» What is required
Rewrite the data below, substituting "preview-button" for every occurrence of "quick-view-button" and leaving everything else unchanged.
--- START ---
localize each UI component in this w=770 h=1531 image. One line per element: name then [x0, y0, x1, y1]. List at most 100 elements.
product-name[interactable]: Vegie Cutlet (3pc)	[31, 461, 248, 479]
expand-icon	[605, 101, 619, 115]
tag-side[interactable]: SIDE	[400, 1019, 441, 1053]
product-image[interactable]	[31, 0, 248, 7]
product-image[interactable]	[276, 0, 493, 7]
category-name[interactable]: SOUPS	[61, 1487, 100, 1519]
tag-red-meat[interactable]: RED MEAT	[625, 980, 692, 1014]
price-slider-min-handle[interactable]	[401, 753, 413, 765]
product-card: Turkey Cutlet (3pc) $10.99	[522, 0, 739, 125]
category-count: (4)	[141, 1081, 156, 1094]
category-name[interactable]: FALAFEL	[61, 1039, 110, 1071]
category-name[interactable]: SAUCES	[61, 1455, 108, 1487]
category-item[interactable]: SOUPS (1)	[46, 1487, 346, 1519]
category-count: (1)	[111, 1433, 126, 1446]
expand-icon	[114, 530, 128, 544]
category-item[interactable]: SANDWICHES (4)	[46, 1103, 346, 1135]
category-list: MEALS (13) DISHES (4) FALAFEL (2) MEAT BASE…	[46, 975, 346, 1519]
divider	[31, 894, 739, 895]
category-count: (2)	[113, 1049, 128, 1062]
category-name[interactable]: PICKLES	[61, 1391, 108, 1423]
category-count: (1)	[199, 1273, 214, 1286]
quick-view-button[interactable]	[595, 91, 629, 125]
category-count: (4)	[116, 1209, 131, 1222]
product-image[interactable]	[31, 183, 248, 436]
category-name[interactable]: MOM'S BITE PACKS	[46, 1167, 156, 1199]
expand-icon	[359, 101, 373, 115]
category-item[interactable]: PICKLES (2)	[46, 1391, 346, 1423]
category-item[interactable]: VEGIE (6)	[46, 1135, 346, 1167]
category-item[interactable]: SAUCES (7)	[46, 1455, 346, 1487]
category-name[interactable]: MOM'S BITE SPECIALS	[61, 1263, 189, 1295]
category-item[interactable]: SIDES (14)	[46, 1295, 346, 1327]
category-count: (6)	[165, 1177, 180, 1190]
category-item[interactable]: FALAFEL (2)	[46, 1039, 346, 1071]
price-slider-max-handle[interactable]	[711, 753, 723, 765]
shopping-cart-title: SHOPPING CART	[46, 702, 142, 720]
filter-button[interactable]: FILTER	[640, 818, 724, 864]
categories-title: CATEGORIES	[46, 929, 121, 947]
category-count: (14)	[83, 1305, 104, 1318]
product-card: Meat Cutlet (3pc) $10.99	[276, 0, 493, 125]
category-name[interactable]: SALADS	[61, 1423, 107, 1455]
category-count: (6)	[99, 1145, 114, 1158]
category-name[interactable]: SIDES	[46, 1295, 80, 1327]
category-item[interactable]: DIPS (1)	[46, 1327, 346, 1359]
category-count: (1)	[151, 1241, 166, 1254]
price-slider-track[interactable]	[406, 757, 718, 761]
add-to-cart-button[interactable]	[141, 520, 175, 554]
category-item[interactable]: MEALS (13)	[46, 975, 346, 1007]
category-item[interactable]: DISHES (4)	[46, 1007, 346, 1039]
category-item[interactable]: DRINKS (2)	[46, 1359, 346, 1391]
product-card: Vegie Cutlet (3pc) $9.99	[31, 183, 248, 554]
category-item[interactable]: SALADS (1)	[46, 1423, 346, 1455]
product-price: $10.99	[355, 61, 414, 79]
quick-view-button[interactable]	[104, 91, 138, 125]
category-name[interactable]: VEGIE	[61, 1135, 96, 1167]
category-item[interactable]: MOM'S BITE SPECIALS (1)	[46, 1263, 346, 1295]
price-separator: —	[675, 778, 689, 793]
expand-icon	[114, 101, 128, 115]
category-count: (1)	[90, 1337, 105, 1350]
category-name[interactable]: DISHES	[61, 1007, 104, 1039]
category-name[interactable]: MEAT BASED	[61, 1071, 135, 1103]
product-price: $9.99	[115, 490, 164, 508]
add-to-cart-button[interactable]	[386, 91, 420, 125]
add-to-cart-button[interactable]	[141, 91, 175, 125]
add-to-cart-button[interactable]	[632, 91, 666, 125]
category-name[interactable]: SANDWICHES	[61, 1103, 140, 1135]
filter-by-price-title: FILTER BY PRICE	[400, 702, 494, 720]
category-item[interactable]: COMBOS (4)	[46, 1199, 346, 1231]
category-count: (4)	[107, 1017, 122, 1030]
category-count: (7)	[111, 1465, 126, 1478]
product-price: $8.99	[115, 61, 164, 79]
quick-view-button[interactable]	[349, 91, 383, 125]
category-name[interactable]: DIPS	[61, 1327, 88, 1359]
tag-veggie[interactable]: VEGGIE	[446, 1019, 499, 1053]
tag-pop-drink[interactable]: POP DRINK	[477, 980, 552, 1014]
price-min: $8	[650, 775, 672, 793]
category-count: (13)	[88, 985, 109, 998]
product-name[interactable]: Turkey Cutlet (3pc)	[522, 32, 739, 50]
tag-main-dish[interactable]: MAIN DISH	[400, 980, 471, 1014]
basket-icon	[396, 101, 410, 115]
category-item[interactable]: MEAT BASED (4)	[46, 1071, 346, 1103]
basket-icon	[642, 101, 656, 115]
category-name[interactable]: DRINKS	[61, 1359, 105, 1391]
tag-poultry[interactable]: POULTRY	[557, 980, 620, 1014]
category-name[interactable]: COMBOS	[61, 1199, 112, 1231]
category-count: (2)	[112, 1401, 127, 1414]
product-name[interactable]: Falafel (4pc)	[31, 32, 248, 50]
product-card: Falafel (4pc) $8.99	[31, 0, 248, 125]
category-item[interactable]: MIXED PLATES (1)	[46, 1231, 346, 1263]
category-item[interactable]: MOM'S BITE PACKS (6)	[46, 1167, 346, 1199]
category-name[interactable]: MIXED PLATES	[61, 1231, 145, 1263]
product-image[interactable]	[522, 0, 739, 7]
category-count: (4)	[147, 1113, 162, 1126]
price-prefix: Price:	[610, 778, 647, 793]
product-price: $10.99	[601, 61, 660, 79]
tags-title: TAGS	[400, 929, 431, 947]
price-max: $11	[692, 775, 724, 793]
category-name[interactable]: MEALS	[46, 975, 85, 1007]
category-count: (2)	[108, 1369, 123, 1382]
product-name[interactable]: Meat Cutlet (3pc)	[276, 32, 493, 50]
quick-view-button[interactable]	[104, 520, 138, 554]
--- END ---
» Reply to the exercise
localize each UI component in this w=770 h=1531 image. One line per element: name then [x0, y0, x1, y1]. List at most 100 elements.
product-name[interactable]: Vegie Cutlet (3pc)	[31, 461, 248, 479]
expand-icon	[605, 101, 619, 115]
tag-side[interactable]: SIDE	[400, 1019, 441, 1053]
product-image[interactable]	[31, 0, 248, 7]
product-image[interactable]	[276, 0, 493, 7]
category-name[interactable]: SOUPS	[61, 1487, 100, 1519]
tag-red-meat[interactable]: RED MEAT	[625, 980, 692, 1014]
price-slider-min-handle[interactable]	[401, 753, 413, 765]
product-card: Turkey Cutlet (3pc) $10.99	[522, 0, 739, 125]
category-count: (4)	[141, 1081, 156, 1094]
category-name[interactable]: FALAFEL	[61, 1039, 110, 1071]
category-name[interactable]: SAUCES	[61, 1455, 108, 1487]
category-item[interactable]: SOUPS (1)	[46, 1487, 346, 1519]
category-count: (1)	[111, 1433, 126, 1446]
expand-icon	[114, 530, 128, 544]
category-item[interactable]: SANDWICHES (4)	[46, 1103, 346, 1135]
category-list: MEALS (13) DISHES (4) FALAFEL (2) MEAT BASE…	[46, 975, 346, 1519]
divider	[31, 894, 739, 895]
category-count: (2)	[113, 1049, 128, 1062]
category-name[interactable]: PICKLES	[61, 1391, 108, 1423]
category-count: (1)	[199, 1273, 214, 1286]
preview-button[interactable]	[595, 91, 629, 125]
category-count: (4)	[116, 1209, 131, 1222]
product-image[interactable]	[31, 183, 248, 436]
category-name[interactable]: MOM'S BITE PACKS	[46, 1167, 156, 1199]
expand-icon	[359, 101, 373, 115]
category-item[interactable]: PICKLES (2)	[46, 1391, 346, 1423]
category-item[interactable]: VEGIE (6)	[46, 1135, 346, 1167]
category-item[interactable]: SAUCES (7)	[46, 1455, 346, 1487]
category-name[interactable]: MOM'S BITE SPECIALS	[61, 1263, 189, 1295]
category-item[interactable]: SIDES (14)	[46, 1295, 346, 1327]
category-count: (6)	[165, 1177, 180, 1190]
category-item[interactable]: FALAFEL (2)	[46, 1039, 346, 1071]
price-slider-max-handle[interactable]	[711, 753, 723, 765]
shopping-cart-title: SHOPPING CART	[46, 702, 142, 720]
filter-button[interactable]: FILTER	[640, 818, 724, 864]
categories-title: CATEGORIES	[46, 929, 121, 947]
category-count: (14)	[83, 1305, 104, 1318]
product-card: Meat Cutlet (3pc) $10.99	[276, 0, 493, 125]
category-name[interactable]: SALADS	[61, 1423, 107, 1455]
category-count: (6)	[99, 1145, 114, 1158]
category-name[interactable]: SIDES	[46, 1295, 80, 1327]
category-item[interactable]: DIPS (1)	[46, 1327, 346, 1359]
category-count: (1)	[151, 1241, 166, 1254]
price-slider-track[interactable]	[406, 757, 718, 761]
add-to-cart-button[interactable]	[141, 520, 175, 554]
category-item[interactable]: MEALS (13)	[46, 975, 346, 1007]
category-item[interactable]: DISHES (4)	[46, 1007, 346, 1039]
category-item[interactable]: DRINKS (2)	[46, 1359, 346, 1391]
product-card: Vegie Cutlet (3pc) $9.99	[31, 183, 248, 554]
category-item[interactable]: SALADS (1)	[46, 1423, 346, 1455]
product-price: $10.99	[355, 61, 414, 79]
preview-button[interactable]	[104, 91, 138, 125]
category-name[interactable]: VEGIE	[61, 1135, 96, 1167]
category-item[interactable]: MOM'S BITE SPECIALS (1)	[46, 1263, 346, 1295]
price-separator: —	[675, 778, 689, 793]
expand-icon	[114, 101, 128, 115]
category-count: (1)	[90, 1337, 105, 1350]
category-name[interactable]: DISHES	[61, 1007, 104, 1039]
category-name[interactable]: MEAT BASED	[61, 1071, 135, 1103]
product-price: $9.99	[115, 490, 164, 508]
add-to-cart-button[interactable]	[386, 91, 420, 125]
add-to-cart-button[interactable]	[141, 91, 175, 125]
add-to-cart-button[interactable]	[632, 91, 666, 125]
category-name[interactable]: SANDWICHES	[61, 1103, 140, 1135]
filter-by-price-title: FILTER BY PRICE	[400, 702, 494, 720]
category-item[interactable]: COMBOS (4)	[46, 1199, 346, 1231]
category-count: (4)	[107, 1017, 122, 1030]
category-count: (7)	[111, 1465, 126, 1478]
product-price: $8.99	[115, 61, 164, 79]
preview-button[interactable]	[349, 91, 383, 125]
category-name[interactable]: DIPS	[61, 1327, 88, 1359]
tag-veggie[interactable]: VEGGIE	[446, 1019, 499, 1053]
tag-pop-drink[interactable]: POP DRINK	[477, 980, 552, 1014]
price-min: $8	[650, 775, 672, 793]
category-count: (13)	[88, 985, 109, 998]
product-name[interactable]: Turkey Cutlet (3pc)	[522, 32, 739, 50]
tag-main-dish[interactable]: MAIN DISH	[400, 980, 471, 1014]
basket-icon	[396, 101, 410, 115]
category-item[interactable]: MEAT BASED (4)	[46, 1071, 346, 1103]
basket-icon	[642, 101, 656, 115]
category-name[interactable]: DRINKS	[61, 1359, 105, 1391]
tag-poultry[interactable]: POULTRY	[557, 980, 620, 1014]
category-name[interactable]: COMBOS	[61, 1199, 112, 1231]
category-count: (2)	[112, 1401, 127, 1414]
product-name[interactable]: Falafel (4pc)	[31, 32, 248, 50]
product-card: Falafel (4pc) $8.99	[31, 0, 248, 125]
category-item[interactable]: MIXED PLATES (1)	[46, 1231, 346, 1263]
category-item[interactable]: MOM'S BITE PACKS (6)	[46, 1167, 346, 1199]
category-name[interactable]: MIXED PLATES	[61, 1231, 145, 1263]
product-image[interactable]	[522, 0, 739, 7]
category-count: (4)	[147, 1113, 162, 1126]
price-prefix: Price:	[610, 778, 647, 793]
product-price: $10.99	[601, 61, 660, 79]
tags-title: TAGS	[400, 929, 431, 947]
price-max: $11	[692, 775, 724, 793]
category-name[interactable]: MEALS	[46, 975, 85, 1007]
category-count: (2)	[108, 1369, 123, 1382]
product-name[interactable]: Meat Cutlet (3pc)	[276, 32, 493, 50]
preview-button[interactable]	[104, 520, 138, 554]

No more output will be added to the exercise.